§ **Task set**:
1/ Decide whether each statement below agrees with the passage on the sponsored-ad ban. Answer yes or no for each and quote the deciding words of the passage. (a) The researchers began with more than 8,000 health-related queries and reduced them to 528. (b) Tier A pharmacies were among the subjects of the study. (c) Tier C pharmacies recovered roughly two-thirds of their lost sponsored clicks through organic clicks.
2/ Reproduce word for word the part of the passage on the sponsored-ad ban that opens with the words containing "How does the" and closes with "million U.S. households.".

How does the ban of sponsored ads affect consumer search and click
behavior concerning online prescription drugs ? Matthew Chesnes, Weijia
(Daisy) Dai and I apply synthetic control and difference-in-differences
(DID) to corn-Score click-through data from 1 million U.S. households.
(10) The monthly click-through data, ranging from September 2010 to
September 2012, track the number of searches and searchers for a query
and the number of organic and sponsored clicks on each website that
result from the query. To be comprehensive, we started with more than
8,000 health-related queries and narrowed down to 528 queries that
either accounted for the majority of click volume or were most likely
leading to pharmacy websites. Searches using drug and pharmacy queries
generated 97 percent of the traffic on pharmacy websites.
We sorted online pharmacies into the same tiers: tier A for
NABP-certified websites, tier B for PharmacyChecker or CIPA-certified
websites, and tier C for websites not certified by any of the four
agencies. By definition, tier A pharmacies are not subject to the ban on
sponsored listings and therefore not the subjects of the study. For each
tier B or tier C pharmacy website, we constructed a control group sample
using clicks on health-related non-pharmacy websites following drug and
pharmacy queries. The synthetic control sample is chosen such that
organic clicks reflect the same underlying trend in consumer interests
as the treated website, but are not directly affected by the search
engine ban.
We found the ban to have heterogeneous effects on pharmacy
websites. As shown in the left panel of the figure below, tier B
websites experienced a large increase in organic clicks--clicks on the
search results based on relevance to the search term rather than
advertiser's payment--making up for roughly two-thirds of their
loss of sponsored clicks. These results suggest that the ban increased
the search cost for tier B sites, but that some consumers overcome the
search cost by switching from sponsored to organic links. Indirectly,
these results also suggest that a sponsored search was likely effective
for tier B sites before the ban, though we may not causally attribute
all sponsored clicks before the ban to the effect of the advertising. In
contrast, in the right panel of the figure, tier C pharmacies barely
made up any of the loss in sponsored clicks, which can be explained by
rising consumer concerns about the quality of drugs sold on uncertified
websites after the ban, thanks to related media exposure and government
advocacy.

§ **Source data**:
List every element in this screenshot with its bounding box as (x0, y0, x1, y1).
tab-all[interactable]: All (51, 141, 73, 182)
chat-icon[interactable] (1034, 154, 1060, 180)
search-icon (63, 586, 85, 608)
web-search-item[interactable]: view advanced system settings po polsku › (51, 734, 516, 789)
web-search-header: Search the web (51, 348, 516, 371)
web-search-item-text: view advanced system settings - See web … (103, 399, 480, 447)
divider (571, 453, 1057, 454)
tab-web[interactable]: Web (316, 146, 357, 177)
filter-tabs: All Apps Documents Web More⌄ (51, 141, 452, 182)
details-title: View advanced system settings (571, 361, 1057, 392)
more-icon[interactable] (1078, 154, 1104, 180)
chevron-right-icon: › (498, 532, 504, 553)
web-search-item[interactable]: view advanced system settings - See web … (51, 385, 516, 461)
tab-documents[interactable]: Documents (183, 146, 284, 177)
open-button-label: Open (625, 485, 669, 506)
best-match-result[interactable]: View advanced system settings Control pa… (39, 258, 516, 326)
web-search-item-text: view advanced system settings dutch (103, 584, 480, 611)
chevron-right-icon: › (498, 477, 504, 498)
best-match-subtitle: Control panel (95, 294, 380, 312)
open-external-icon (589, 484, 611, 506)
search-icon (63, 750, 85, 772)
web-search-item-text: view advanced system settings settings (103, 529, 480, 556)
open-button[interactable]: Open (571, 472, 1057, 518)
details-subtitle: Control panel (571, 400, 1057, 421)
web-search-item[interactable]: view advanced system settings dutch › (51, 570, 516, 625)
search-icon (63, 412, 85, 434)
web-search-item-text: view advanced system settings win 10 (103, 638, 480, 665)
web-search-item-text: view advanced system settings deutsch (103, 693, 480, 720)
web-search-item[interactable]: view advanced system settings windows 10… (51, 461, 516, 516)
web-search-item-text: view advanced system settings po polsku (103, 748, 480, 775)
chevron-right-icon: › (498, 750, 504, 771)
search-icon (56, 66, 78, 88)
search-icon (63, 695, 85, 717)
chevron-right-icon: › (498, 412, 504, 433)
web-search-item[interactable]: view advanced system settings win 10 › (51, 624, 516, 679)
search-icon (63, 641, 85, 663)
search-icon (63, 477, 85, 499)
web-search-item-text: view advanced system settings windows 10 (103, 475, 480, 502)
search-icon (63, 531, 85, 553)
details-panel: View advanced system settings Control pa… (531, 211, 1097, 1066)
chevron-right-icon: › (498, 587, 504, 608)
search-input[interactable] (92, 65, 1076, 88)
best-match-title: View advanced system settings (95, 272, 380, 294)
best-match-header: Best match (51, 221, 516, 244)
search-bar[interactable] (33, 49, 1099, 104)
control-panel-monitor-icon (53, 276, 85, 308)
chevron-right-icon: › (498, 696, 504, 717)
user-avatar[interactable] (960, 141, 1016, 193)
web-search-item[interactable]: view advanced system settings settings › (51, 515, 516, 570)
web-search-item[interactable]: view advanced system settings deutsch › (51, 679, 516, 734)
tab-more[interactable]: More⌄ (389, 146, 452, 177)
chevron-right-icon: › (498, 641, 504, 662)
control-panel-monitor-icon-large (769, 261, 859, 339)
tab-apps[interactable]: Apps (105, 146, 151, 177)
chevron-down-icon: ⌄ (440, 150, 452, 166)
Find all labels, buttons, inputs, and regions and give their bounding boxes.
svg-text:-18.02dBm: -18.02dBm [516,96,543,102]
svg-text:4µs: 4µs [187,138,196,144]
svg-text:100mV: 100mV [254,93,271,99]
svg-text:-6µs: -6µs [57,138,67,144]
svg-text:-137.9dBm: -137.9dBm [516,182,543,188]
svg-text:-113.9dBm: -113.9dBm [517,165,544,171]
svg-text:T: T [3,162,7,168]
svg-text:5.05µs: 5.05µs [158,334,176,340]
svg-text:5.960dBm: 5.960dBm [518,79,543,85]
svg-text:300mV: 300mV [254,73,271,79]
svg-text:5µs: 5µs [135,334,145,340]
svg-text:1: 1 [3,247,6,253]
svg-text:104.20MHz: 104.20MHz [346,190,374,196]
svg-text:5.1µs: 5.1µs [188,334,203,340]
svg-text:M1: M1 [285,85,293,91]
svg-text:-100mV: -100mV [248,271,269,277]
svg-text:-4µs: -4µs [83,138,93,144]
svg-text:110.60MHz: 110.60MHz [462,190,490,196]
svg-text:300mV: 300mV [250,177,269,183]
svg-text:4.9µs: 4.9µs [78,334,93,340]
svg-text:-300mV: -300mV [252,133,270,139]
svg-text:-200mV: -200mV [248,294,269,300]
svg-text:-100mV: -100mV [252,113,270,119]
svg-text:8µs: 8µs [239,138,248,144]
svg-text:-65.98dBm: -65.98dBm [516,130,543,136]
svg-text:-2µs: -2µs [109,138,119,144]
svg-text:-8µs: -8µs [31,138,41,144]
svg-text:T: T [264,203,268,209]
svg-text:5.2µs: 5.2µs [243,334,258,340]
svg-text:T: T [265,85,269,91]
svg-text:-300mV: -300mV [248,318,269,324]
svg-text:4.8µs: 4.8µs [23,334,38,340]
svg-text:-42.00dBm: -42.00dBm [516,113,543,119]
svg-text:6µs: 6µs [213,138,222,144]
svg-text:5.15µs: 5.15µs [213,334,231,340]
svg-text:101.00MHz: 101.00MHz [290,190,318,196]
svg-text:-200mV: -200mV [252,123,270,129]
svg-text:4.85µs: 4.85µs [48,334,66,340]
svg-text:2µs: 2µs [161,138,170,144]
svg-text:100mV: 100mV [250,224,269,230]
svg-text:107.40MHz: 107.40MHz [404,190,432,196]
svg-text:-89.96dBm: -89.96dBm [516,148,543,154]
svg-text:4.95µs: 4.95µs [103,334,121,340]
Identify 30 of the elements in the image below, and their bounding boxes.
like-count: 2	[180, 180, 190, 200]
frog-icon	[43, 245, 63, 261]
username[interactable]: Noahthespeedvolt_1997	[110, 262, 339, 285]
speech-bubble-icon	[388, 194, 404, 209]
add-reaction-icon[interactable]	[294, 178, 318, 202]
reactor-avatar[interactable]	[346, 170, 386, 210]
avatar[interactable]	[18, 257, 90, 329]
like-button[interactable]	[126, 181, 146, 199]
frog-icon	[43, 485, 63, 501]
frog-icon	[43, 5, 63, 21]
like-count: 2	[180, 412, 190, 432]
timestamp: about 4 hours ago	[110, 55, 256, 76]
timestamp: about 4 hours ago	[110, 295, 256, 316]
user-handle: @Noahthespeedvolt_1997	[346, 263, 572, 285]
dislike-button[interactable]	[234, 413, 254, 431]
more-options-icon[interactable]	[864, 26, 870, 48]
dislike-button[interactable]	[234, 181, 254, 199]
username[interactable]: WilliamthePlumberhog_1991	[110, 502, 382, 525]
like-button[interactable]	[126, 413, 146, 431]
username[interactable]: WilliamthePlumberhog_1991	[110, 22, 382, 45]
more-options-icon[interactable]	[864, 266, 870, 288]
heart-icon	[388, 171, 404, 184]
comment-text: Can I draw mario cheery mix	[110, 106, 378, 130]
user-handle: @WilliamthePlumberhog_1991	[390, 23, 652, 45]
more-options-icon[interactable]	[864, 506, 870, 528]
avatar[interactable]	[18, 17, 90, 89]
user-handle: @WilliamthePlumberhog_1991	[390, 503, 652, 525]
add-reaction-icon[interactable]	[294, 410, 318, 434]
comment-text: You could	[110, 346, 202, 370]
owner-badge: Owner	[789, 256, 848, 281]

§ **Per-task answers**:
1/
(a) Yes: "we started with more than 8,000 health-related queries and narrowed down to 528 queries"
(b) No: "tier A pharmacies are not subject to the ban on sponsored listings and therefore not the subjects of the study"
(c) No: "tier C pharmacies barely made up any of the loss in sponsored clicks"

2/
How does the ban of sponsored ads affect consumer search and click
behavior concerning online prescription drugs ? Matthew Chesnes, Weijia
(Daisy) Dai and I apply synthetic control and difference-in-differences
(DID) to corn-Score click-through data from 1 million U.S. households.